[The exercise]
Search the listing for the string "бири" and copy every line that contains it.

Lines of data:
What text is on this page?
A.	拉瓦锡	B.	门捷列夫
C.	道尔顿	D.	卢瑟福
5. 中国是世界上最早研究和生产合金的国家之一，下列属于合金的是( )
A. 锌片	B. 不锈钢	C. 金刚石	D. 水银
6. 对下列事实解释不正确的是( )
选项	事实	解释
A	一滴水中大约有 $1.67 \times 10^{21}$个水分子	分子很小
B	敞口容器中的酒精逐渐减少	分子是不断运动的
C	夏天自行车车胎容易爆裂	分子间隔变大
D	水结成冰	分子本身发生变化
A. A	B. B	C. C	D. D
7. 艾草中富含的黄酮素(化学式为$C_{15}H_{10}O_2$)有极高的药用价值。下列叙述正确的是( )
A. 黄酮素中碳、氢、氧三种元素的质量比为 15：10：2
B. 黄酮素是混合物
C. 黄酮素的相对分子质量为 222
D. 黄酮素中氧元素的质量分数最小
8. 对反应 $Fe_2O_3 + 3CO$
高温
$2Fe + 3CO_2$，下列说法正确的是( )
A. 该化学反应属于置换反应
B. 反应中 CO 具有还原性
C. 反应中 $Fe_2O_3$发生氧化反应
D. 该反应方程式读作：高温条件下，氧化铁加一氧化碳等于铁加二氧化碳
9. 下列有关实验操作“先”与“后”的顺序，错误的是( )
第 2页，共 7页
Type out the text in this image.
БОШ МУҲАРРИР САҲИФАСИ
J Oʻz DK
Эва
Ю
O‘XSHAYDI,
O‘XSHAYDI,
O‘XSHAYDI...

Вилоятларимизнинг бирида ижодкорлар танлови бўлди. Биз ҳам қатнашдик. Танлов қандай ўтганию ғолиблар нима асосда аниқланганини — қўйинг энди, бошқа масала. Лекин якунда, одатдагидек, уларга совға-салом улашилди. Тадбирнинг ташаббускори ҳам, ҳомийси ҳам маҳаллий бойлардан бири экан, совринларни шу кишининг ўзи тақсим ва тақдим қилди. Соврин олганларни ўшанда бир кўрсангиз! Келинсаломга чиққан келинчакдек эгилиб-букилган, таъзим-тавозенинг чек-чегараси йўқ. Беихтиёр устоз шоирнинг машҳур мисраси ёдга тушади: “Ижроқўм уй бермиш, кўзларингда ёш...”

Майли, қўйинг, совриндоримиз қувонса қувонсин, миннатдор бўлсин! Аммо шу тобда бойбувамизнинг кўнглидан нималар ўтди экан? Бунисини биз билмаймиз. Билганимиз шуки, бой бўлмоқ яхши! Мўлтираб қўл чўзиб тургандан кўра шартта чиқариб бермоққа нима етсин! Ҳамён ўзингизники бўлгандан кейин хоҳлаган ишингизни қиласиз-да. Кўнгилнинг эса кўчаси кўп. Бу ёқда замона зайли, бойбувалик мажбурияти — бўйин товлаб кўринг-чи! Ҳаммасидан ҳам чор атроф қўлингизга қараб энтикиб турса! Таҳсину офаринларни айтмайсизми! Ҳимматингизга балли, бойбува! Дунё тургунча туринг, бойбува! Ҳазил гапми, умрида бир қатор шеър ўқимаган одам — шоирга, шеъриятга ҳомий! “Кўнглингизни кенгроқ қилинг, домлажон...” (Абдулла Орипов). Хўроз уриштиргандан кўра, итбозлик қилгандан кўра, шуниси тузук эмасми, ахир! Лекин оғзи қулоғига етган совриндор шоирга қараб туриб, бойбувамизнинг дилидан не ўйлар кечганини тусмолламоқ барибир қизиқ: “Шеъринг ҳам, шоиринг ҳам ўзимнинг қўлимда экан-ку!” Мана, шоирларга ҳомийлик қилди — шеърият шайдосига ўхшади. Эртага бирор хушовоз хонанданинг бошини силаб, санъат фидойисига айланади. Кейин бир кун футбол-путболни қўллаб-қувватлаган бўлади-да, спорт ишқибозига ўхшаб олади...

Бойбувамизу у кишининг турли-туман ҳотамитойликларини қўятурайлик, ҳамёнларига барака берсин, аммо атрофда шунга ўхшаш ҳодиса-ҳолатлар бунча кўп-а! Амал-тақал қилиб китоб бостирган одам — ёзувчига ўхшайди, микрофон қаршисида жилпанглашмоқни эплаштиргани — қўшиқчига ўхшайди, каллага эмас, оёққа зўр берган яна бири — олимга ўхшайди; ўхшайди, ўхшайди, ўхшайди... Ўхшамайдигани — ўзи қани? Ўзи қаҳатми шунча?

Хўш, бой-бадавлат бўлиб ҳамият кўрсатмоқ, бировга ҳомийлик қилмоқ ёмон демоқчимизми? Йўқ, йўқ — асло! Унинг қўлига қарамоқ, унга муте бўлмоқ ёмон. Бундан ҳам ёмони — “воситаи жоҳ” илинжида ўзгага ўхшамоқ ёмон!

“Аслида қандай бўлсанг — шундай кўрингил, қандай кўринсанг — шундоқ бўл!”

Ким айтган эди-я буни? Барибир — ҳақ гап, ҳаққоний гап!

[Expected output]
Вилоятларимизнинг бирида ижодкорлар танлови бўлди. Биз ҳам қатнашдик. Танлов қандай ўтганию ғолиблар нима асосда аниқланганини — қўйинг энди, бошқа масала. Лекин якунда, одатдагидек, уларга совға-салом улашилди. Тадбирнинг ташаббускори ҳам, ҳомийси ҳам маҳаллий бойлардан бири экан, совринларни шу кишининг ўзи тақсим ва тақдим қилди. Соврин олганларни ўшанда бир кўрсангиз! Келинсаломга чиққан келинчакдек эгилиб-букилган, таъзим-тавозенинг чек-чегараси йўқ. Беихтиёр устоз шоирнинг машҳур мисраси ёдга тушади: “Ижроқўм уй бермиш, кўзларингда ёш...”
Бойбувамизу у кишининг турли-туман ҳотамитойликларини қўятурайлик, ҳамёнларига барака берсин, аммо атрофда шунга ўхшаш ҳодиса-ҳолатлар бунча кўп-а! Амал-тақал қилиб китоб бостирган одам — ёзувчига ўхшайди, микрофон қаршисида жилпанглашмоқни эплаштиргани — қўшиқчига ўхшайди, каллага эмас, оёққа зўр берган яна бири — олимга ўхшайди; ўхшайди, ўхшайди, ўхшайди... Ўхшамайдигани — ўзи қани? Ўзи қаҳатми шунча?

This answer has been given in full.